━━━ PROVIDED DATA ━━━

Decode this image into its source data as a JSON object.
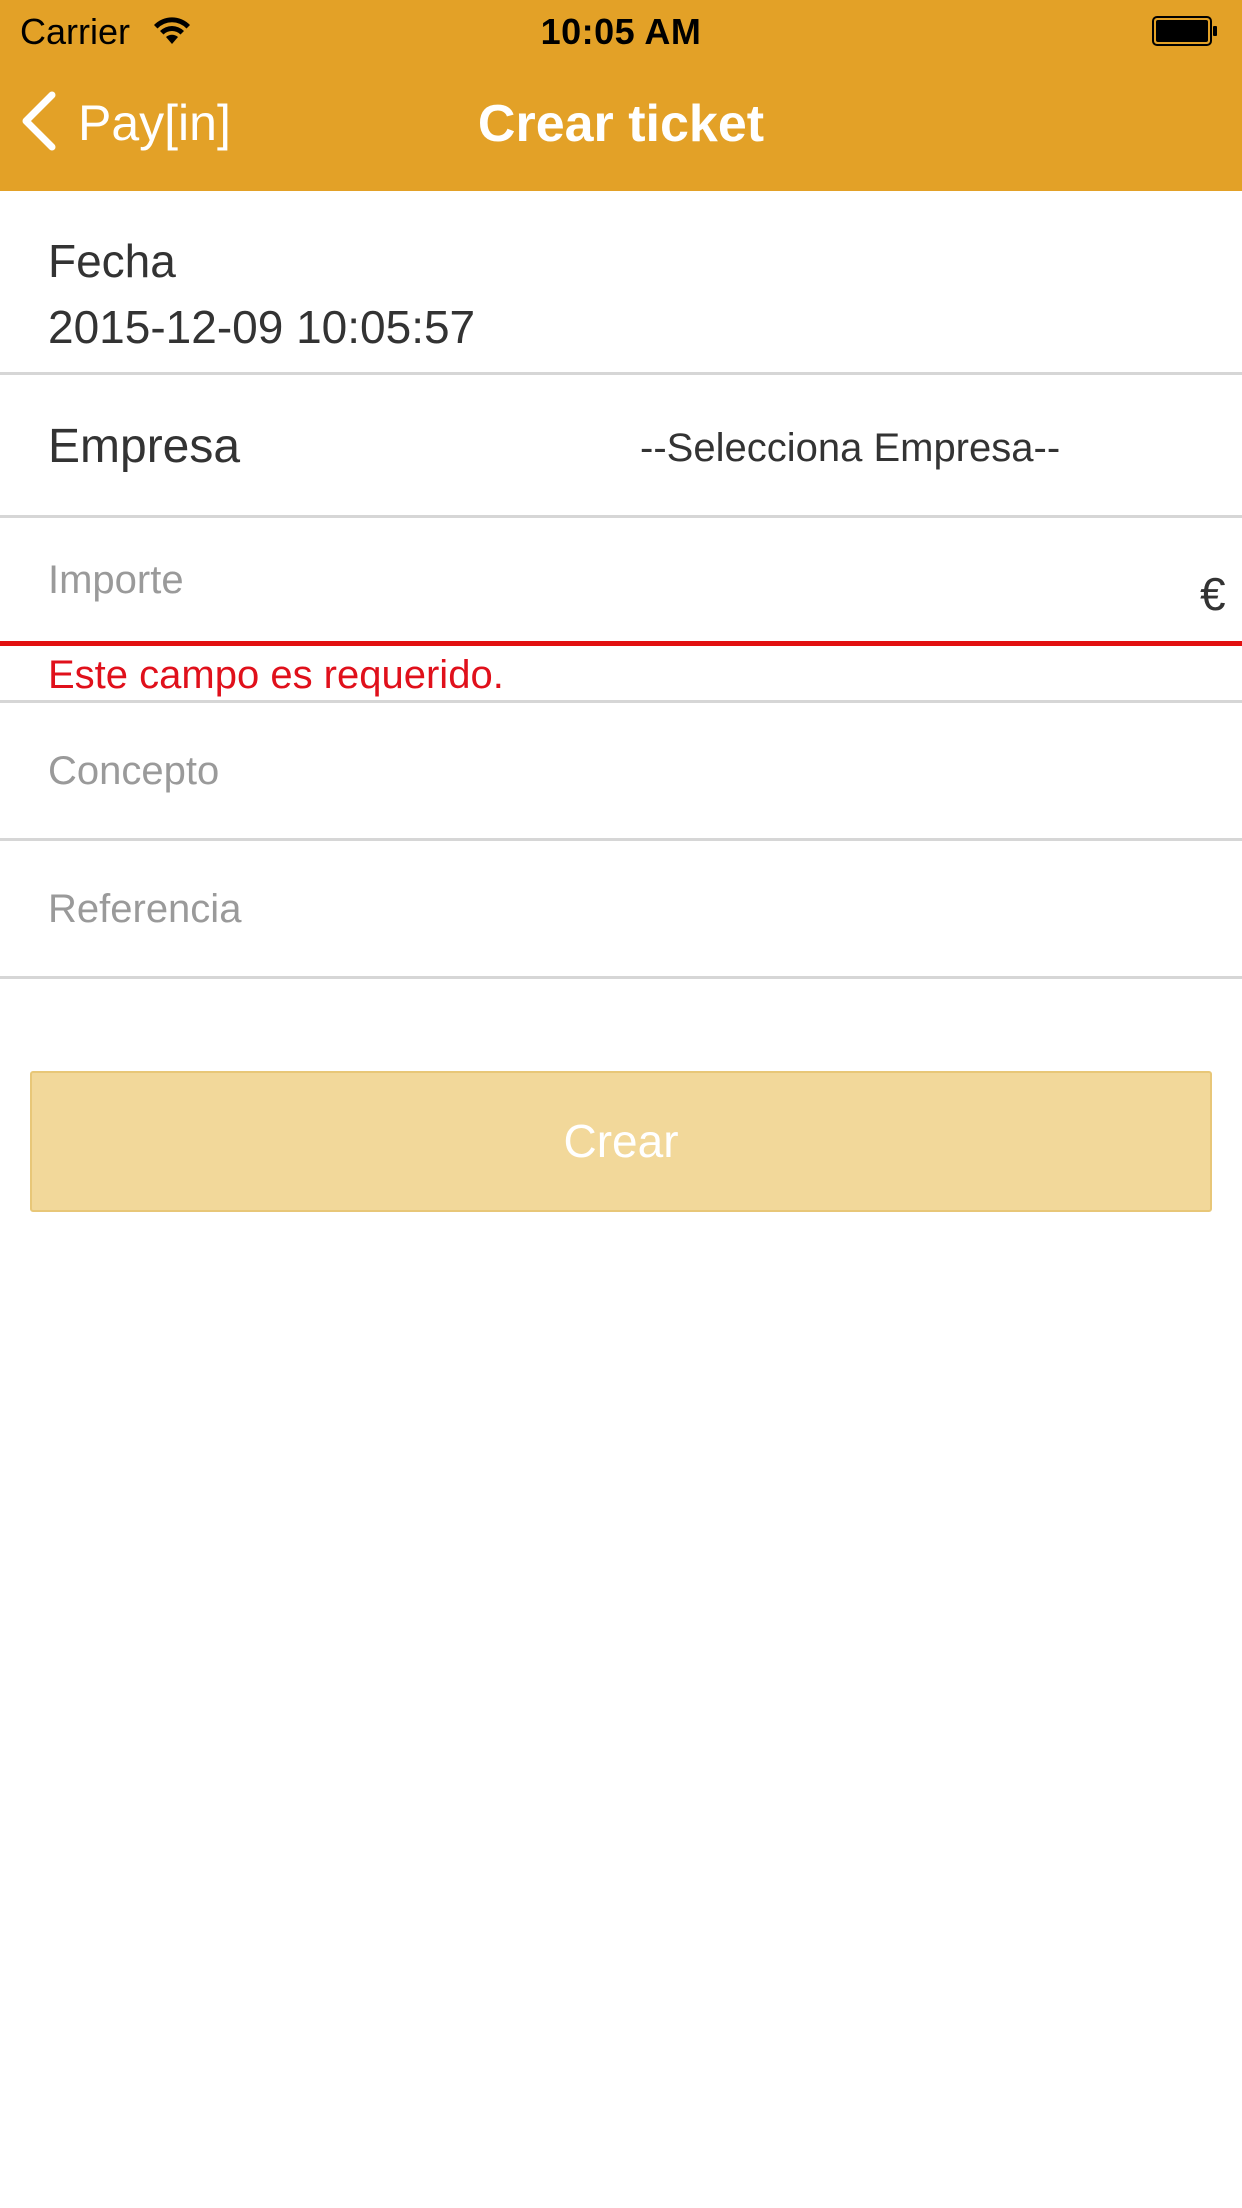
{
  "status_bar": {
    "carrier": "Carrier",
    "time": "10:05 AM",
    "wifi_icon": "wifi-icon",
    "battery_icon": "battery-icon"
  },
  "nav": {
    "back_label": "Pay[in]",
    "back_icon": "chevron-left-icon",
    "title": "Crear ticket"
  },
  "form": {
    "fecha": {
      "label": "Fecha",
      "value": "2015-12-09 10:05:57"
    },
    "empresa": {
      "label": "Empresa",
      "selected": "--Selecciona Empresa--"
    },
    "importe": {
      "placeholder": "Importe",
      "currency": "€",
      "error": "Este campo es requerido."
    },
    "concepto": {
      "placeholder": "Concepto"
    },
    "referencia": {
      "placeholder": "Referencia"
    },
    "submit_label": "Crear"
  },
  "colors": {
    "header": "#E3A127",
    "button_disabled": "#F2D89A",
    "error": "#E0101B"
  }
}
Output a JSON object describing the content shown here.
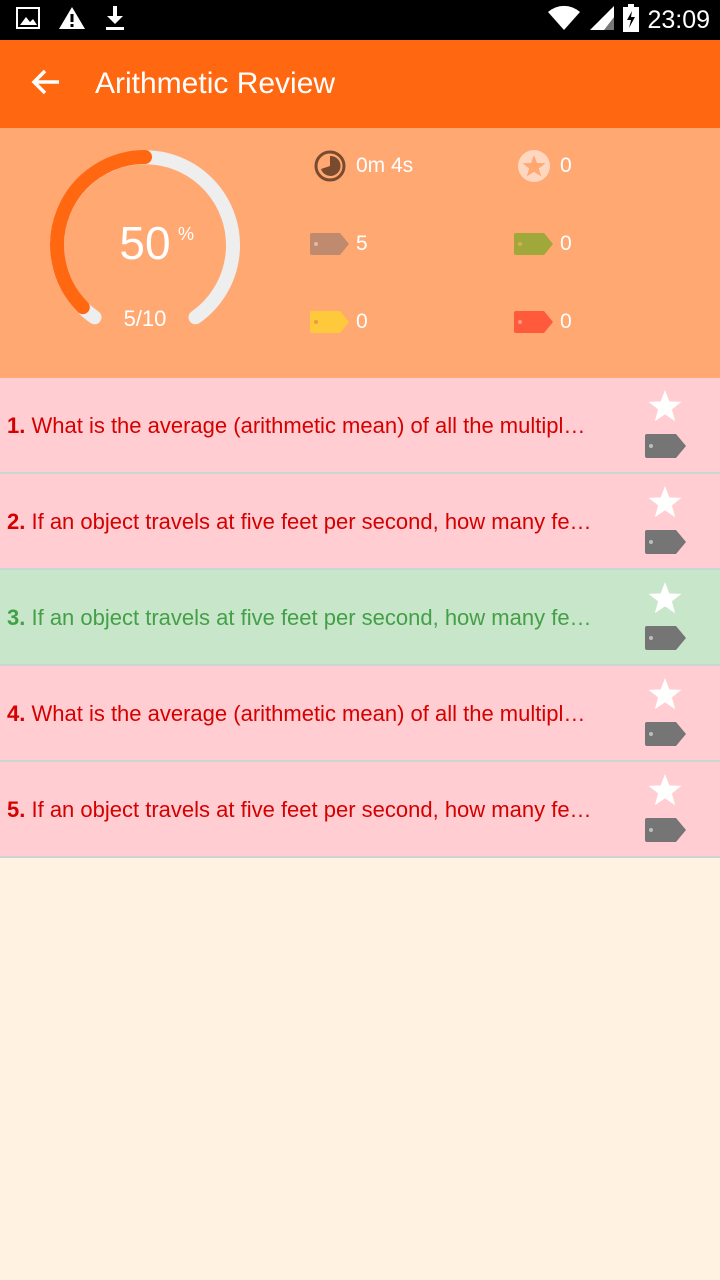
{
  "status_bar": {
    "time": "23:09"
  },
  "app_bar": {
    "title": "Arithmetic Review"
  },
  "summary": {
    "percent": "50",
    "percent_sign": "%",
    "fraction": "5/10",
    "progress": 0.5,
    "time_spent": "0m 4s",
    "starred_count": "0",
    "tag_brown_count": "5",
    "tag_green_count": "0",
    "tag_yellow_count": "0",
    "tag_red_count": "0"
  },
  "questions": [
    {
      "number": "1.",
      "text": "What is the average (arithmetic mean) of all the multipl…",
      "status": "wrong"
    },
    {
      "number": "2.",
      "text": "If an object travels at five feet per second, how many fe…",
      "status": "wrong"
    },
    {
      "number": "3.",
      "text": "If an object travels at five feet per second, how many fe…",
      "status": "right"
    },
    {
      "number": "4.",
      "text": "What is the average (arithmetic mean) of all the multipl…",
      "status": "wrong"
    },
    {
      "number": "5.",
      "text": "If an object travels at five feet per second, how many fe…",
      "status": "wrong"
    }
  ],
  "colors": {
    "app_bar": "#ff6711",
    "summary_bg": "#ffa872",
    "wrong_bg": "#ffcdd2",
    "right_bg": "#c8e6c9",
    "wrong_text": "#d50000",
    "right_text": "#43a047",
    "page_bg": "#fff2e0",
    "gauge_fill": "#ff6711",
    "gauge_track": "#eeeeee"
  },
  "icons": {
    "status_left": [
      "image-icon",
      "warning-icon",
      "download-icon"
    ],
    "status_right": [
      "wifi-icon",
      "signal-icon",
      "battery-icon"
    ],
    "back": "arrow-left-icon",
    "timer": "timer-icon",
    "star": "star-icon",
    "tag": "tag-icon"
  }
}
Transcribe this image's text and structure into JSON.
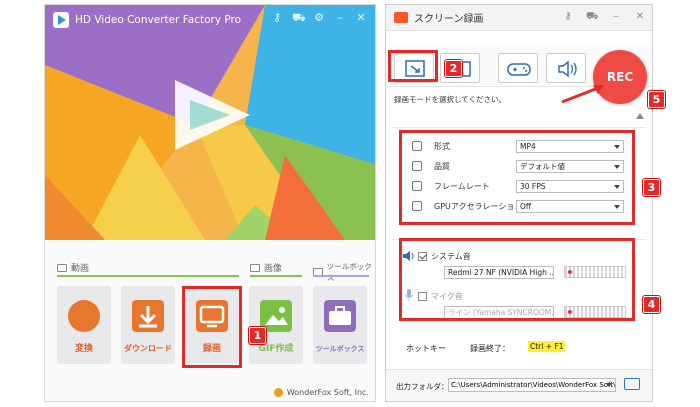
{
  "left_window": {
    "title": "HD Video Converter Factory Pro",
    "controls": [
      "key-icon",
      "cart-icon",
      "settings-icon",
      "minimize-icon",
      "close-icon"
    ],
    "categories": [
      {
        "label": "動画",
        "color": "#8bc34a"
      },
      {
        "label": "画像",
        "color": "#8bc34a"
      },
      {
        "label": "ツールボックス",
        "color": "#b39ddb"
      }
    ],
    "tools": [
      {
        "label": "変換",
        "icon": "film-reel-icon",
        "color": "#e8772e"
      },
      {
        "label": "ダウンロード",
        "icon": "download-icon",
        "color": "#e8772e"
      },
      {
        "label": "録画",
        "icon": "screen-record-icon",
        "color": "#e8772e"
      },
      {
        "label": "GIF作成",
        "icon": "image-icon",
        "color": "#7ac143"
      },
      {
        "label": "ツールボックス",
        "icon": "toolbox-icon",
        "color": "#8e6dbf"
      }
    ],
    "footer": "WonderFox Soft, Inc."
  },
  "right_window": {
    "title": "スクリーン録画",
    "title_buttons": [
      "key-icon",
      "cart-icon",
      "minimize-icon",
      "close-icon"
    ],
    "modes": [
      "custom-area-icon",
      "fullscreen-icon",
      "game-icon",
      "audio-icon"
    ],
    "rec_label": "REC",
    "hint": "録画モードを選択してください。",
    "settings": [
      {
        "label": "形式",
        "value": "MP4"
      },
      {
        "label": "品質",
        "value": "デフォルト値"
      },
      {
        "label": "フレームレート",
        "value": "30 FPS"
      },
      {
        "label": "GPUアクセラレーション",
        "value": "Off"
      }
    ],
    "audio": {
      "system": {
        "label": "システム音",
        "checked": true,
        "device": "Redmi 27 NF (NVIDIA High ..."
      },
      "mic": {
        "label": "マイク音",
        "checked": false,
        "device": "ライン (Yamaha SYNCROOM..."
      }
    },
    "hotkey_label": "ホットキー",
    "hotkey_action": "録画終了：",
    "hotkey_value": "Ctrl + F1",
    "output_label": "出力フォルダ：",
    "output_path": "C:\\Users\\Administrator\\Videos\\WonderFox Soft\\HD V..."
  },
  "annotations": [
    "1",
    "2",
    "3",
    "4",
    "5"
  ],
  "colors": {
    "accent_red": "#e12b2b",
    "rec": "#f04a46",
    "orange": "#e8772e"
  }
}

━━━

Locate the word "battery" in the records and collect each line it appears in.

| WRITTEN SOLUTION |
    "battery_icon": "battery-icon"
      "battery-icon"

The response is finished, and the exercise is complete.